**Request:** Retype exactly the lines from the one containing "Serialize everything readable" through the last line of the records below, including both, and leave out any pictures.
"""
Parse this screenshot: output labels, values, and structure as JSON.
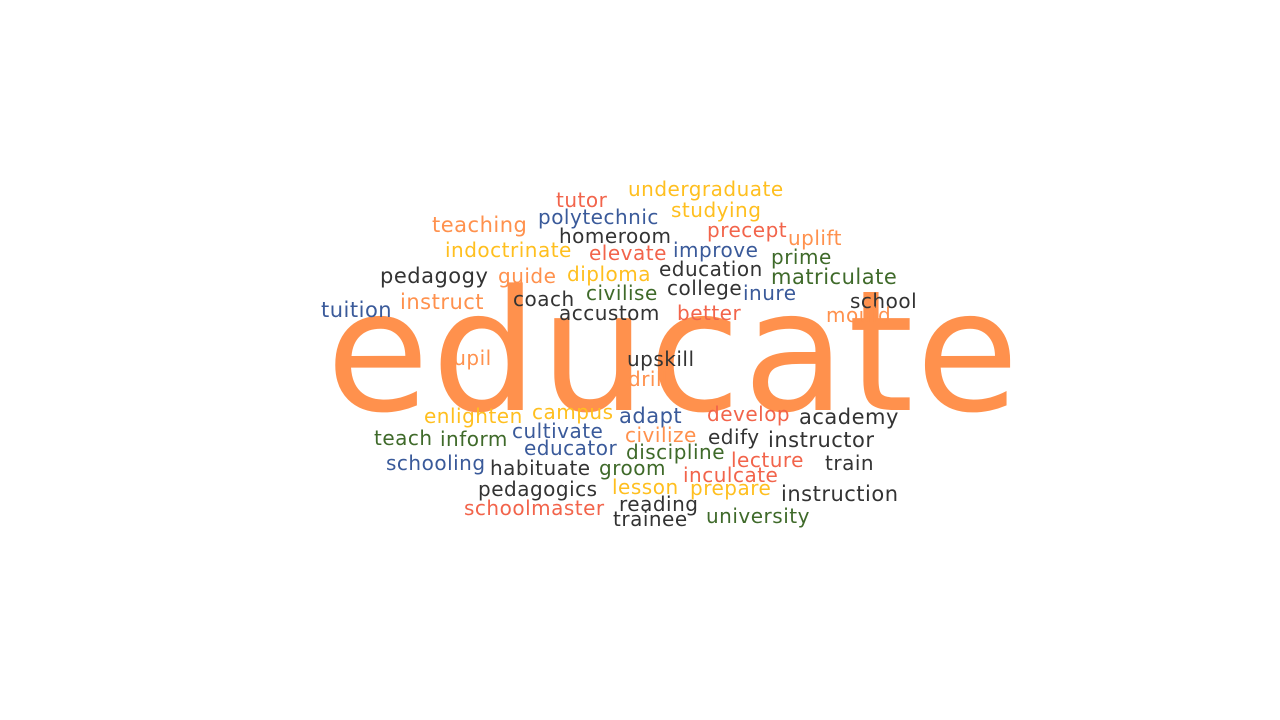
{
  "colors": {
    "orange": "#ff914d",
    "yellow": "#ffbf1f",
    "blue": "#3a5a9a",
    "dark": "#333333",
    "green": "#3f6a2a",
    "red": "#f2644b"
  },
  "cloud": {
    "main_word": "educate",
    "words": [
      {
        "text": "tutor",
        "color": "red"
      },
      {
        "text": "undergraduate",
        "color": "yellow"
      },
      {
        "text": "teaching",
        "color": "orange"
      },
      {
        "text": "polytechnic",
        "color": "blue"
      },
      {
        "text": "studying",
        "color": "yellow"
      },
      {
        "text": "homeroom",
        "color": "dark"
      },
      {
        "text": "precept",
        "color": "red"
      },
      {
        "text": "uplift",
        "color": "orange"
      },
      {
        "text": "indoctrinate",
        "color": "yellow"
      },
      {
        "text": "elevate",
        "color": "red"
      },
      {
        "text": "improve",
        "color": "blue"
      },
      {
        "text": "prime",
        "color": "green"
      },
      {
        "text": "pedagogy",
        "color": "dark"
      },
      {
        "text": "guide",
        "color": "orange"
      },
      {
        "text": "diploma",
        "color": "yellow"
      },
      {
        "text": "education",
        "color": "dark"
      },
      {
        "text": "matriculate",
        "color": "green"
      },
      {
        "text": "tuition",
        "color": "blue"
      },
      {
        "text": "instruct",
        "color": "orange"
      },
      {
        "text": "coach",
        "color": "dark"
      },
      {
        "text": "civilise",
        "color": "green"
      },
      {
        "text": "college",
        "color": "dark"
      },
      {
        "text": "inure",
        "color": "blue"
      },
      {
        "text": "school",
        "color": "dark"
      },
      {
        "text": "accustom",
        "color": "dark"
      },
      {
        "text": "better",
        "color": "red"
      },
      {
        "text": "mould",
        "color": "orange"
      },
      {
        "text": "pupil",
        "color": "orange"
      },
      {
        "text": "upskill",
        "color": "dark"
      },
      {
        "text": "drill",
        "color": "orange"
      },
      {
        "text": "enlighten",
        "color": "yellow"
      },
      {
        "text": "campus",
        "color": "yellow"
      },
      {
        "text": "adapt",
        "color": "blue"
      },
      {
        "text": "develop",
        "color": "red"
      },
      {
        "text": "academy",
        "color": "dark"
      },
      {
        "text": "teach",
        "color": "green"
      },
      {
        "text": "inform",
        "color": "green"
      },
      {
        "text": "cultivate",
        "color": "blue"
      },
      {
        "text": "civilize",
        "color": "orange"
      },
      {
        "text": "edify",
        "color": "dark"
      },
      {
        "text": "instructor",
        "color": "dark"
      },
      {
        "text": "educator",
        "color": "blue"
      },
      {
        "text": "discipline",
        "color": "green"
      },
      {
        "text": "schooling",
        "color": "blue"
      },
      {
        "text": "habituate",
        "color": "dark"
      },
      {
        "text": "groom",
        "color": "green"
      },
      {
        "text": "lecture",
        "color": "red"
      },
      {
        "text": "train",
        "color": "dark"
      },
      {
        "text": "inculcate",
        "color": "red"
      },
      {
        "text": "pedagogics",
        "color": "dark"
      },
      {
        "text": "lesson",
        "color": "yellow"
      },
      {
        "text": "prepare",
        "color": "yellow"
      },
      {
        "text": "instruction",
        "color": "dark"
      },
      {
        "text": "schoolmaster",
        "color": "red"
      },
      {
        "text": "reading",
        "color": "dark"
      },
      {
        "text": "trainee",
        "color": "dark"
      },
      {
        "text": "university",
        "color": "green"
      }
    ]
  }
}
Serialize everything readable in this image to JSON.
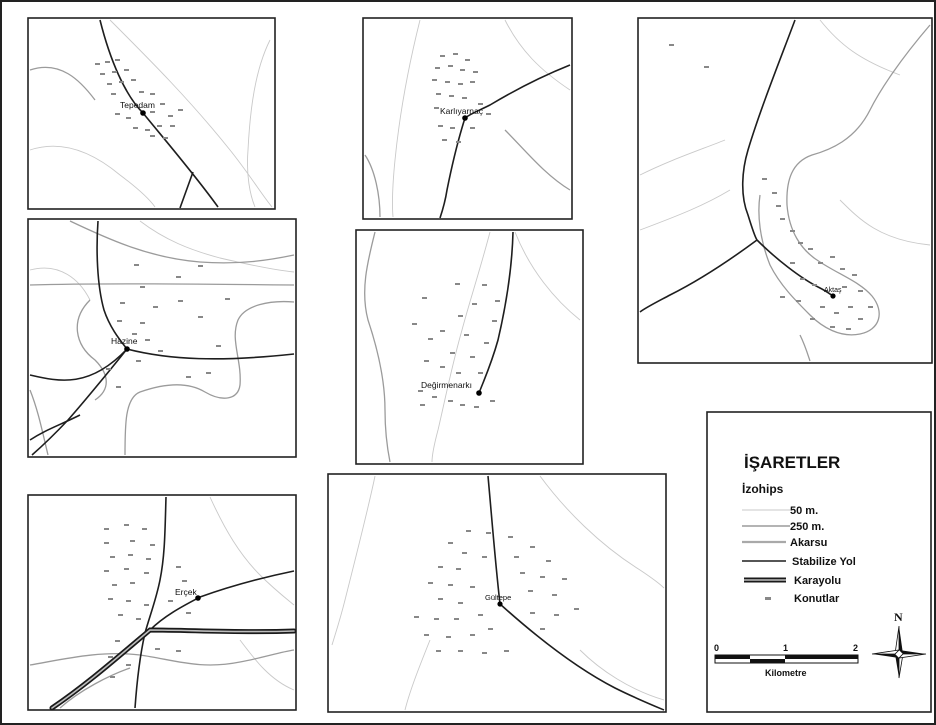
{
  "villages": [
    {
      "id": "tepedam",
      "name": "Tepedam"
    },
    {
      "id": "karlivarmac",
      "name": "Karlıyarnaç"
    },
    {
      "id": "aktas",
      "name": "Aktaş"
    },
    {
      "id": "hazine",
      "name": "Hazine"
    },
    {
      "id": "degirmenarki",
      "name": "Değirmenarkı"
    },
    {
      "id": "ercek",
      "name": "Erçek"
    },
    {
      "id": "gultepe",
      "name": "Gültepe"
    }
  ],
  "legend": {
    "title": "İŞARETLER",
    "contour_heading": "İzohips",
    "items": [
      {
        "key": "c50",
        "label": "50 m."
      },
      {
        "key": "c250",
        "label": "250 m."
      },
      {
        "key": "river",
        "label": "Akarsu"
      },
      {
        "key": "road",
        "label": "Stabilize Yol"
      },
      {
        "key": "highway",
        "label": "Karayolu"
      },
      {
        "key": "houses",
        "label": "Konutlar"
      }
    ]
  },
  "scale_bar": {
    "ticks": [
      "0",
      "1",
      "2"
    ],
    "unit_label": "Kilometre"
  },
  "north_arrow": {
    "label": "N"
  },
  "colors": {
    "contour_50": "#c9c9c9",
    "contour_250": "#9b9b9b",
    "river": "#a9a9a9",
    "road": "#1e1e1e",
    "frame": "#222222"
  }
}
"""
**Reply to the exercise:**
Serialize everything readable in this image to JSON.
{
  "villages": [
    {
      "id": "tepedam",
      "name": "Tepedam"
    },
    {
      "id": "karlivarmac",
      "name": "Karlıyarnaç"
    },
    {
      "id": "aktas",
      "name": "Aktaş"
    },
    {
      "id": "hazine",
      "name": "Hazine"
    },
    {
      "id": "degirmenarki",
      "name": "Değirmenarkı"
    },
    {
      "id": "ercek",
      "name": "Erçek"
    },
    {
      "id": "gultepe",
      "name": "Gültepe"
    }
  ],
  "legend": {
    "title": "İŞARETLER",
    "contour_heading": "İzohips",
    "items": [
      {
        "key": "c50",
        "label": "50 m."
      },
      {
        "key": "c250",
        "label": "250 m."
      },
      {
        "key": "river",
        "label": "Akarsu"
      },
      {
        "key": "road",
        "label": "Stabilize Yol"
      },
      {
        "key": "highway",
        "label": "Karayolu"
      },
      {
        "key": "houses",
        "label": "Konutlar"
      }
    ]
  },
  "scale_bar": {
    "ticks": [
      "0",
      "1",
      "2"
    ],
    "unit_label": "Kilometre"
  },
  "north_arrow": {
    "label": "N"
  },
  "colors": {
    "contour_50": "#c9c9c9",
    "contour_250": "#9b9b9b",
    "river": "#a9a9a9",
    "road": "#1e1e1e",
    "frame": "#222222"
  }
}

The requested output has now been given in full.